Stored data entries
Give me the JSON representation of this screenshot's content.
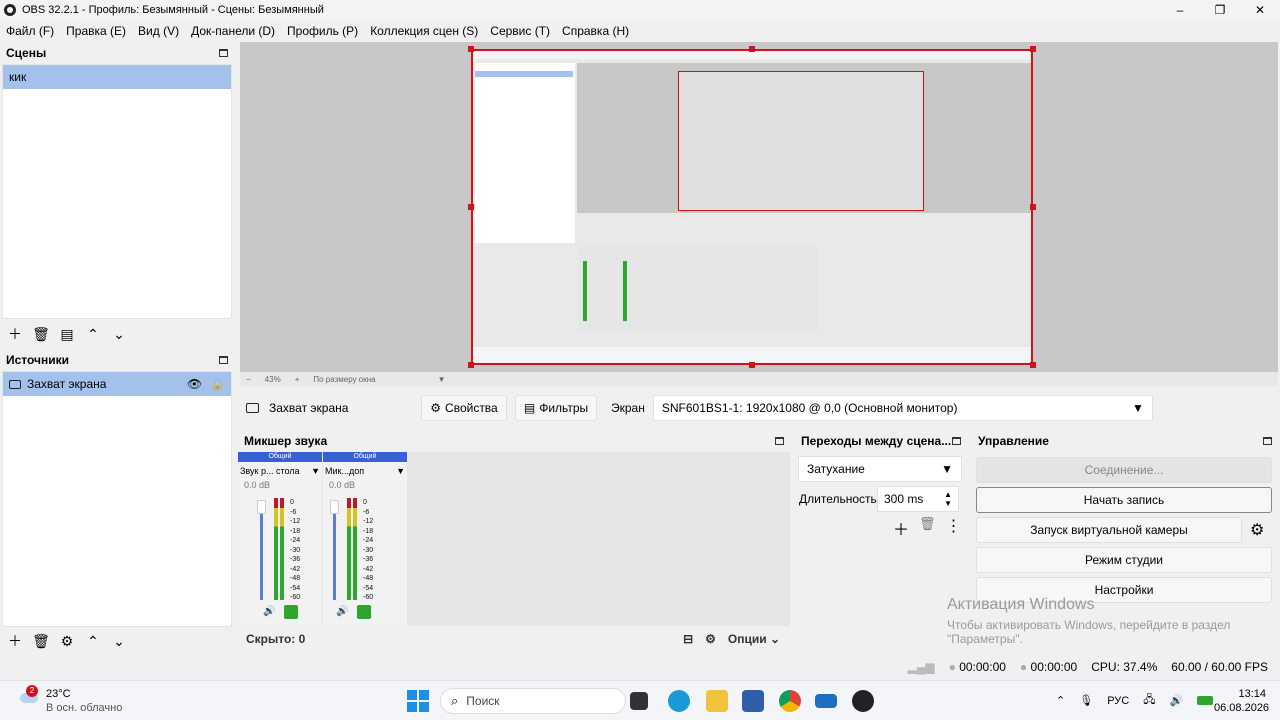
{
  "window": {
    "title": "OBS 32.2.1 - Профиль: Безымянный - Сцены: Безымянный",
    "minimize": "–",
    "maximize": "❐",
    "close": "✕"
  },
  "menu": [
    "Файл (F)",
    "Правка (E)",
    "Вид (V)",
    "Док-панели (D)",
    "Профиль (P)",
    "Коллекция сцен (S)",
    "Сервис (T)",
    "Справка (H)"
  ],
  "scenes": {
    "title": "Сцены",
    "items": [
      "кик"
    ]
  },
  "sources": {
    "title": "Источники",
    "items": [
      "Захват экрана"
    ]
  },
  "preview": {
    "zoom": "43%",
    "zoom_minus": "−",
    "zoom_plus": "+",
    "fit": "По размеру окна"
  },
  "source_bar": {
    "name": "Захват экрана",
    "properties": "Свойства",
    "filters": "Фильтры",
    "screen_label": "Экран",
    "screen_value": "SNF601BS1-1: 1920x1080 @ 0,0 (Основной монитор)"
  },
  "mixer": {
    "title": "Микшер звука",
    "channels": [
      {
        "tag": "Общий",
        "name": "Звук р... стола",
        "db": "0.0 dB"
      },
      {
        "tag": "Общий",
        "name": "Мик...доп",
        "db": "0.0 dB"
      }
    ],
    "ticks": [
      "0",
      "-6",
      "-12",
      "-18",
      "-24",
      "-30",
      "-36",
      "-42",
      "-48",
      "-54",
      "-60"
    ],
    "hidden": "Скрыто: 0",
    "options": "Опции"
  },
  "transitions": {
    "title": "Переходы между сцена...",
    "type": "Затухание",
    "duration_label": "Длительность",
    "duration": "300 ms"
  },
  "controls": {
    "title": "Управление",
    "connect": "Соединение...",
    "record": "Начать запись",
    "virtual_cam": "Запуск виртуальной камеры",
    "studio": "Режим студии",
    "settings": "Настройки"
  },
  "activation": {
    "title": "Активация Windows",
    "line1": "Чтобы активировать Windows, перейдите в раздел",
    "line2": "\"Параметры\"."
  },
  "status": {
    "rec_time": "00:00:00",
    "stream_time": "00:00:00",
    "cpu": "CPU: 37.4%",
    "fps": "60.00 / 60.00 FPS"
  },
  "taskbar": {
    "weather_badge": "2",
    "temp": "23°C",
    "weather": "В осн. облачно",
    "search": "Поиск",
    "lang": "РУС",
    "time": "13:14",
    "date": "06.08.2026"
  },
  "colors": {
    "accent_red": "#d0121a",
    "selection": "#a4c1ec",
    "mixer_header": "#3a5fd4",
    "meter_green": "#2ea52e"
  }
}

## [STATED PROBLEM]
Print the full listing exactly, dropping the pictures.

## [RESULT]
Give me the JSON representation of this screenshot's content.
{
  "window": {
    "title": "OBS 32.2.1 - Профиль: Безымянный - Сцены: Безымянный",
    "minimize": "–",
    "maximize": "❐",
    "close": "✕"
  },
  "menu": [
    "Файл (F)",
    "Правка (E)",
    "Вид (V)",
    "Док-панели (D)",
    "Профиль (P)",
    "Коллекция сцен (S)",
    "Сервис (T)",
    "Справка (H)"
  ],
  "scenes": {
    "title": "Сцены",
    "items": [
      "кик"
    ]
  },
  "sources": {
    "title": "Источники",
    "items": [
      "Захват экрана"
    ]
  },
  "preview": {
    "zoom": "43%",
    "zoom_minus": "−",
    "zoom_plus": "+",
    "fit": "По размеру окна"
  },
  "source_bar": {
    "name": "Захват экрана",
    "properties": "Свойства",
    "filters": "Фильтры",
    "screen_label": "Экран",
    "screen_value": "SNF601BS1-1: 1920x1080 @ 0,0 (Основной монитор)"
  },
  "mixer": {
    "title": "Микшер звука",
    "channels": [
      {
        "tag": "Общий",
        "name": "Звук р... стола",
        "db": "0.0 dB"
      },
      {
        "tag": "Общий",
        "name": "Мик...доп",
        "db": "0.0 dB"
      }
    ],
    "ticks": [
      "0",
      "-6",
      "-12",
      "-18",
      "-24",
      "-30",
      "-36",
      "-42",
      "-48",
      "-54",
      "-60"
    ],
    "hidden": "Скрыто: 0",
    "options": "Опции"
  },
  "transitions": {
    "title": "Переходы между сцена...",
    "type": "Затухание",
    "duration_label": "Длительность",
    "duration": "300 ms"
  },
  "controls": {
    "title": "Управление",
    "connect": "Соединение...",
    "record": "Начать запись",
    "virtual_cam": "Запуск виртуальной камеры",
    "studio": "Режим студии",
    "settings": "Настройки"
  },
  "activation": {
    "title": "Активация Windows",
    "line1": "Чтобы активировать Windows, перейдите в раздел",
    "line2": "\"Параметры\"."
  },
  "status": {
    "rec_time": "00:00:00",
    "stream_time": "00:00:00",
    "cpu": "CPU: 37.4%",
    "fps": "60.00 / 60.00 FPS"
  },
  "taskbar": {
    "weather_badge": "2",
    "temp": "23°C",
    "weather": "В осн. облачно",
    "search": "Поиск",
    "lang": "РУС",
    "time": "13:14",
    "date": "06.08.2026"
  },
  "colors": {
    "accent_red": "#d0121a",
    "selection": "#a4c1ec",
    "mixer_header": "#3a5fd4",
    "meter_green": "#2ea52e"
  }
}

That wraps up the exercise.